> _The request_
For the listing below, give the count of lines containing "title", and no other text.
## Begin Provided records
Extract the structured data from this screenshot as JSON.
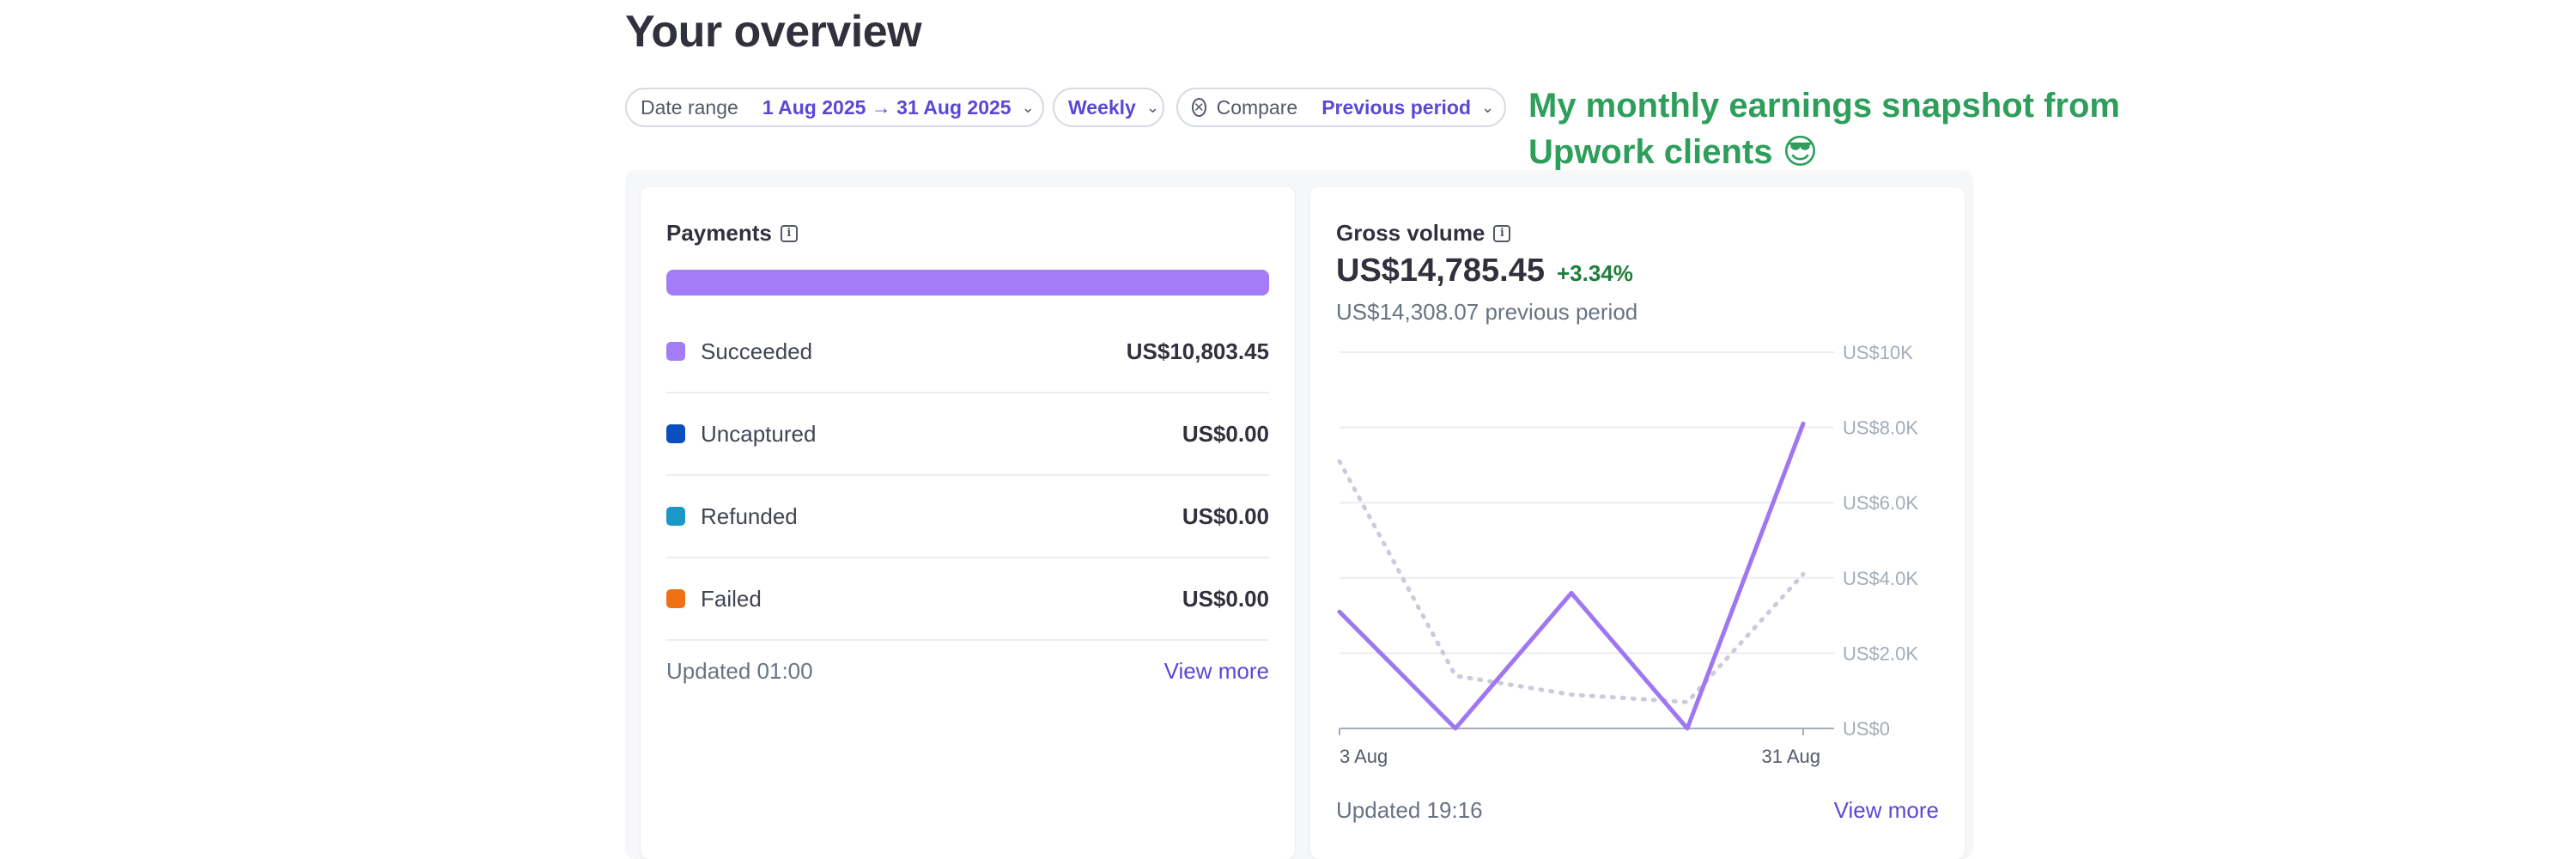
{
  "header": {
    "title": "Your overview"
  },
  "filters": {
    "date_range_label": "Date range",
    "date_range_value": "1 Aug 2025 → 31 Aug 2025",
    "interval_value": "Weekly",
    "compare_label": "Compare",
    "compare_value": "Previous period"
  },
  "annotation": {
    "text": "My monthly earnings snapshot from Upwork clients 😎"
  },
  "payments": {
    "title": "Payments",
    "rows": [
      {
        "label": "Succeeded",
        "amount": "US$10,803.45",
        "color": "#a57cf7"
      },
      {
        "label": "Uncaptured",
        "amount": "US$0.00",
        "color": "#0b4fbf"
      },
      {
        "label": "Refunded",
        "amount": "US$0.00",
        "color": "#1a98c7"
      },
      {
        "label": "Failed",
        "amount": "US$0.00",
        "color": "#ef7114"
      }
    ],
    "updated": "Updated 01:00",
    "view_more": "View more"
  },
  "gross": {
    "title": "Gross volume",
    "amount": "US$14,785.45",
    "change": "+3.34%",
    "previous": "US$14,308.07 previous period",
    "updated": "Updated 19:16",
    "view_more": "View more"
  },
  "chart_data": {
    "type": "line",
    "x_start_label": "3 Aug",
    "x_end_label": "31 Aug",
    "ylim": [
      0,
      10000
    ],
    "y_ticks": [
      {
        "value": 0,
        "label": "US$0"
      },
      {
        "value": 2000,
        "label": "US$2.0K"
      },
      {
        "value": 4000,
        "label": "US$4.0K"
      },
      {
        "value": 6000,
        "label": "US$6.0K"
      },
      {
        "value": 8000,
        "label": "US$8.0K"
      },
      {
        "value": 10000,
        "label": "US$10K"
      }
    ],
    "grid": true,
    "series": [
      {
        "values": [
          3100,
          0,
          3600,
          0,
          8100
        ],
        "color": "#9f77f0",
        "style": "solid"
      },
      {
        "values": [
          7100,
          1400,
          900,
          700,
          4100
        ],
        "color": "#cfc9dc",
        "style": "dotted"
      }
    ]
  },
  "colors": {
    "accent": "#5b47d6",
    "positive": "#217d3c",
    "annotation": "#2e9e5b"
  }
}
## End Provided records
> _Exercise solution_
3